Please reproduce word for word the lines from the first one up to and including the line with "x-tick-label: 52 xyxy=(270,568,288,580)".

• _Data excerpts_:
------

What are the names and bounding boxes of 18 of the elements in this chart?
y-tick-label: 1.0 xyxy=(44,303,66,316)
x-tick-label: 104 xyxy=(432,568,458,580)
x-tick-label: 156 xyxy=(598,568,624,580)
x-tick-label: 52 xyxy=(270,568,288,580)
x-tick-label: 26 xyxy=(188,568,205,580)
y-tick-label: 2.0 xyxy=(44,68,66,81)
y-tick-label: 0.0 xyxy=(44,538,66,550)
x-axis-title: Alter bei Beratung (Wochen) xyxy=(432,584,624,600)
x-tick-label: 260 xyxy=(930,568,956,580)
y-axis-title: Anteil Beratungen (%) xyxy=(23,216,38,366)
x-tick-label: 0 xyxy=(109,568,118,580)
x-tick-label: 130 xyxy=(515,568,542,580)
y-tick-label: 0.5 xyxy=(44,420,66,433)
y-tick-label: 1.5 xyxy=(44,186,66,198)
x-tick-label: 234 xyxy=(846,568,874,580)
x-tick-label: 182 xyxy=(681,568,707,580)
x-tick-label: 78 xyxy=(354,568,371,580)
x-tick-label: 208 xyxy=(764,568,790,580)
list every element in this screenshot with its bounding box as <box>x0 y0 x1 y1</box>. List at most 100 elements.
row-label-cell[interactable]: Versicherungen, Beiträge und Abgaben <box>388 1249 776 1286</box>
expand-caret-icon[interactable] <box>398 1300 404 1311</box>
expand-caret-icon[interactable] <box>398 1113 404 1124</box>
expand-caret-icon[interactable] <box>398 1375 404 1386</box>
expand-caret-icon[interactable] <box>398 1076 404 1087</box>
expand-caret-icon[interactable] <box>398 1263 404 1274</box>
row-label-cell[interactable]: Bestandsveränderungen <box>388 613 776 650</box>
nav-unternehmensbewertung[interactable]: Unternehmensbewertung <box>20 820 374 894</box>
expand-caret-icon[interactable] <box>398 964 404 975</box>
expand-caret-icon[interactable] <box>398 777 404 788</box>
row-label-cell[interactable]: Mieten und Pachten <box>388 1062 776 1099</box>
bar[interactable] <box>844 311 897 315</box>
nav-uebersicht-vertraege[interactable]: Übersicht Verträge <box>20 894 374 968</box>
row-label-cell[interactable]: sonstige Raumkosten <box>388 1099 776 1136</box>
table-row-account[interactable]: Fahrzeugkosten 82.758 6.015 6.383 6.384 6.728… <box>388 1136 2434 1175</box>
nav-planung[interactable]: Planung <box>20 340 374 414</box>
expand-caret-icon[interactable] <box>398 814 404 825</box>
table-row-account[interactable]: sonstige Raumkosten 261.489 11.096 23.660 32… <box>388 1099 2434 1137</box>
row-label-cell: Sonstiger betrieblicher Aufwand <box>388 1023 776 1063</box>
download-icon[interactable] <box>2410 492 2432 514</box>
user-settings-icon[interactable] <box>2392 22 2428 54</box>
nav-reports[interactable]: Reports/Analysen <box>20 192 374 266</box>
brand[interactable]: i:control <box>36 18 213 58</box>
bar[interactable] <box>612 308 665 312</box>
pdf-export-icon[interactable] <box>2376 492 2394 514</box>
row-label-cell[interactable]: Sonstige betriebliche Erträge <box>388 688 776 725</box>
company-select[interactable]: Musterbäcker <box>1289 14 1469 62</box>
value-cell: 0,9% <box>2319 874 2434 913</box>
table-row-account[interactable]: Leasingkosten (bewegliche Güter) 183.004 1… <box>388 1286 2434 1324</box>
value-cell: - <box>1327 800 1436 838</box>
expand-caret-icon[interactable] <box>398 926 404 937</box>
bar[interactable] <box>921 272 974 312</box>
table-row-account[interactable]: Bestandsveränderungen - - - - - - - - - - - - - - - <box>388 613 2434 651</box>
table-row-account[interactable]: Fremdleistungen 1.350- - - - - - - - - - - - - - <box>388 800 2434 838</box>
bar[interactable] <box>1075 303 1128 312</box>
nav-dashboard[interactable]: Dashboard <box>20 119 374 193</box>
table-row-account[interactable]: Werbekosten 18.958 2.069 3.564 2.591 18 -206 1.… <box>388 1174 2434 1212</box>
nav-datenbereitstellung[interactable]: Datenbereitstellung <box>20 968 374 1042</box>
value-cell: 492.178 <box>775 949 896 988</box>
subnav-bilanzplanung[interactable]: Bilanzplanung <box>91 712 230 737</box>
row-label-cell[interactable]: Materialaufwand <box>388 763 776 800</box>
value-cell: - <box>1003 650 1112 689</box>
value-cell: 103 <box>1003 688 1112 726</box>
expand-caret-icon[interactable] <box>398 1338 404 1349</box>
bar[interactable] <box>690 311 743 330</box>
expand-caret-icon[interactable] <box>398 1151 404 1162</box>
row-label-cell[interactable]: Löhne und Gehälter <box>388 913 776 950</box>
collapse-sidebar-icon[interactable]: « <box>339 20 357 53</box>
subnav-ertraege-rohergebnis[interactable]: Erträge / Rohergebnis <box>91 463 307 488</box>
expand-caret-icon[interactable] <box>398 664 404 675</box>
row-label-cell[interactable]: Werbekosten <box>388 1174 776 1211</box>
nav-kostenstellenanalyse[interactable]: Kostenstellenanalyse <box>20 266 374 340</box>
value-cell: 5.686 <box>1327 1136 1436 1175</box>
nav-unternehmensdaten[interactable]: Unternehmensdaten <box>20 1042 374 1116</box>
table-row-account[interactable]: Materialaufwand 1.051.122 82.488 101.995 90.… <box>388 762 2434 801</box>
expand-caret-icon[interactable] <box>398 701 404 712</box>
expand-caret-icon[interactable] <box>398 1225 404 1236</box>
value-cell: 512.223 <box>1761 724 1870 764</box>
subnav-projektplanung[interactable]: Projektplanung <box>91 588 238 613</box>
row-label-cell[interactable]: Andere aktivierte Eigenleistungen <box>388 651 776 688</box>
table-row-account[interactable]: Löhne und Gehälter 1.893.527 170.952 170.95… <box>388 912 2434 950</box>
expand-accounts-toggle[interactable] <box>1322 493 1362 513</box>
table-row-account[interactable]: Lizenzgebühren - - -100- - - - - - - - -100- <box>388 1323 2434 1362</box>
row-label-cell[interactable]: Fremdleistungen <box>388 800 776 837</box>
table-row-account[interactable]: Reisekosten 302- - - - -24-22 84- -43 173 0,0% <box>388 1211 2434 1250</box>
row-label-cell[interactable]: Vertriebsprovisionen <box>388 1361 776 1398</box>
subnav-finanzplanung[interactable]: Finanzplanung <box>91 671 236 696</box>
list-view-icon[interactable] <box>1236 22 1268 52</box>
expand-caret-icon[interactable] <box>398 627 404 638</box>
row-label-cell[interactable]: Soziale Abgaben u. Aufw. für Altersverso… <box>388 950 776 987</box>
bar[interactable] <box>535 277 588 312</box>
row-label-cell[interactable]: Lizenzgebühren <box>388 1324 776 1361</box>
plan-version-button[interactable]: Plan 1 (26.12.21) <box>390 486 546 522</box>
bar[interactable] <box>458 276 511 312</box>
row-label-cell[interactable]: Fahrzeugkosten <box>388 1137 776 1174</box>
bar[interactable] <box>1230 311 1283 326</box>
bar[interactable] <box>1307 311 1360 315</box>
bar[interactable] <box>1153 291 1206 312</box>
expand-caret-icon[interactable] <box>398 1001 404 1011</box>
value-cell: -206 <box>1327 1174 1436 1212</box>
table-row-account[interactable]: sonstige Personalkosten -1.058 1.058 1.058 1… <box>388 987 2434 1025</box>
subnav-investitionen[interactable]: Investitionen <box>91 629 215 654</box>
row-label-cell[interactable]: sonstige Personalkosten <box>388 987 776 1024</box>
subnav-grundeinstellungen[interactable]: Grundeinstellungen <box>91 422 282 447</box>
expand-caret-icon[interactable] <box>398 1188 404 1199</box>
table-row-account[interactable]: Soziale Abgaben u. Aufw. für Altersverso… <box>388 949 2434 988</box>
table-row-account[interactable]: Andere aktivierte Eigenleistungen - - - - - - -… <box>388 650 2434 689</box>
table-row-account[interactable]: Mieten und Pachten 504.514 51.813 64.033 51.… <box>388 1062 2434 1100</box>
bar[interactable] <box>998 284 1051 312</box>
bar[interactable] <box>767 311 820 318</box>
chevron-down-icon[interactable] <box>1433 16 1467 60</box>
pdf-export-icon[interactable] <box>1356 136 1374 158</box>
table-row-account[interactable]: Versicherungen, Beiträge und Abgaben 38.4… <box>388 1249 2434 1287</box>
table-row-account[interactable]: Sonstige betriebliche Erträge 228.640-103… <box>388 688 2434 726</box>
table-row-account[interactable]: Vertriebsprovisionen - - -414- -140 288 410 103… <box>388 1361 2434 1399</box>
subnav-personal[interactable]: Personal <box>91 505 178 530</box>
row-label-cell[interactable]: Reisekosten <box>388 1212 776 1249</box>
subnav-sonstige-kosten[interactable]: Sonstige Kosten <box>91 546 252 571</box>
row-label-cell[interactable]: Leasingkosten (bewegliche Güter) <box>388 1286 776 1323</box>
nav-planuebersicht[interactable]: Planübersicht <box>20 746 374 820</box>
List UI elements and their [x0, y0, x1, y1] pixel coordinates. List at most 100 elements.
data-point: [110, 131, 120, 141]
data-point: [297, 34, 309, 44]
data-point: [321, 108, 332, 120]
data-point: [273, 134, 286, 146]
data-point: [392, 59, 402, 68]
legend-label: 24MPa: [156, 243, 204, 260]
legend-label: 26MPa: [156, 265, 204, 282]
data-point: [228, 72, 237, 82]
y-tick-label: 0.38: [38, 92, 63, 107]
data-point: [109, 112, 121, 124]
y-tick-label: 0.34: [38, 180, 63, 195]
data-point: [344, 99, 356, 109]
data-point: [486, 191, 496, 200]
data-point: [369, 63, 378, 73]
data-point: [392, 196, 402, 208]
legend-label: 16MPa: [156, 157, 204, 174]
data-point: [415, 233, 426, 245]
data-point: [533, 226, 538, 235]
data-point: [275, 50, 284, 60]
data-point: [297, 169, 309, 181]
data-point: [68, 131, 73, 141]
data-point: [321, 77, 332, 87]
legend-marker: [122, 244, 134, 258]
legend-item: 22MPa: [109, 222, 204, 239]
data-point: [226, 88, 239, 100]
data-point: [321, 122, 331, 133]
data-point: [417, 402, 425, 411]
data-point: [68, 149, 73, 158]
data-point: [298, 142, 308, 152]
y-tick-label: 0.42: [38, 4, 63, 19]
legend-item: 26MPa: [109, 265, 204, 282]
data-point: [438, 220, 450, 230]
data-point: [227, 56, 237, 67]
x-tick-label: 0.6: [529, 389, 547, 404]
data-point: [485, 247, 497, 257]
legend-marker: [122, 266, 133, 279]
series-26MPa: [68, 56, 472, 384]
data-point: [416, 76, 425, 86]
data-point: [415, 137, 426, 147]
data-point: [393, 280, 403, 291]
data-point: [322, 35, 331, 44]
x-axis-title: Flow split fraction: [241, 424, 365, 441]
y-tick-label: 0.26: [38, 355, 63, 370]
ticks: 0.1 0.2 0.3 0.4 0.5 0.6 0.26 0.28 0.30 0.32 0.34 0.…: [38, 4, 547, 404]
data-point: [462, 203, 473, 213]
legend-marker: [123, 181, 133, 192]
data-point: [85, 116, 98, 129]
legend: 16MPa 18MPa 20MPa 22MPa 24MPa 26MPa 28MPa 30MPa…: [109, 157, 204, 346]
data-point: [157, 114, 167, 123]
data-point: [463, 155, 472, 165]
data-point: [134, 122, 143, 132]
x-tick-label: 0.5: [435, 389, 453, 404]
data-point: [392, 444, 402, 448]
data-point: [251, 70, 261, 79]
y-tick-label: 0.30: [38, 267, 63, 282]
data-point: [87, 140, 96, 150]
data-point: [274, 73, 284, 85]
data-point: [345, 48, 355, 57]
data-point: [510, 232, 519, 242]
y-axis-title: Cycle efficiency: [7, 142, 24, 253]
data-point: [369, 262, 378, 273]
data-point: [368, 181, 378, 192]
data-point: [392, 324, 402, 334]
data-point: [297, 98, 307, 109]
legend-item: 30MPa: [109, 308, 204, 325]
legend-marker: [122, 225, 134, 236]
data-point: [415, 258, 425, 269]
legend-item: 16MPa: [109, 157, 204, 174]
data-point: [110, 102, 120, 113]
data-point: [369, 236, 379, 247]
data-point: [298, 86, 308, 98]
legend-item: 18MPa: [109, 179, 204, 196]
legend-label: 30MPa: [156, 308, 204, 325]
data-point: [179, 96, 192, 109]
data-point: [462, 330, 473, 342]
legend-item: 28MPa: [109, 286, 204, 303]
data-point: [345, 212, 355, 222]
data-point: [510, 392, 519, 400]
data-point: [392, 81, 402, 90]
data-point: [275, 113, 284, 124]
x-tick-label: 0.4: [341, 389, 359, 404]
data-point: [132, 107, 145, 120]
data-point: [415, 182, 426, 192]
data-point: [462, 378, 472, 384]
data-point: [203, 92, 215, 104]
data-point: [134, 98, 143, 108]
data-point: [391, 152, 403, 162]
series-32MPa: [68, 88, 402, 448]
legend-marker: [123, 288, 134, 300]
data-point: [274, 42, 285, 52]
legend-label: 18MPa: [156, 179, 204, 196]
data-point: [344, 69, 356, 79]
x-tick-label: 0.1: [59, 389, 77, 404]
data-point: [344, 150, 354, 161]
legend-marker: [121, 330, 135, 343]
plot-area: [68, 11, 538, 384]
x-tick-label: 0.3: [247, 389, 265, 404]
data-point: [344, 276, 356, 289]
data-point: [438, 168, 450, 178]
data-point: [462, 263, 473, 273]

------

• _Task solution_:
What are the names and bounding boxes of 18 of the elements in this chart?
y-tick-label: 1.0 xyxy=(44,303,66,316)
x-tick-label: 104 xyxy=(432,568,458,580)
x-tick-label: 156 xyxy=(598,568,624,580)
x-tick-label: 52 xyxy=(270,568,288,580)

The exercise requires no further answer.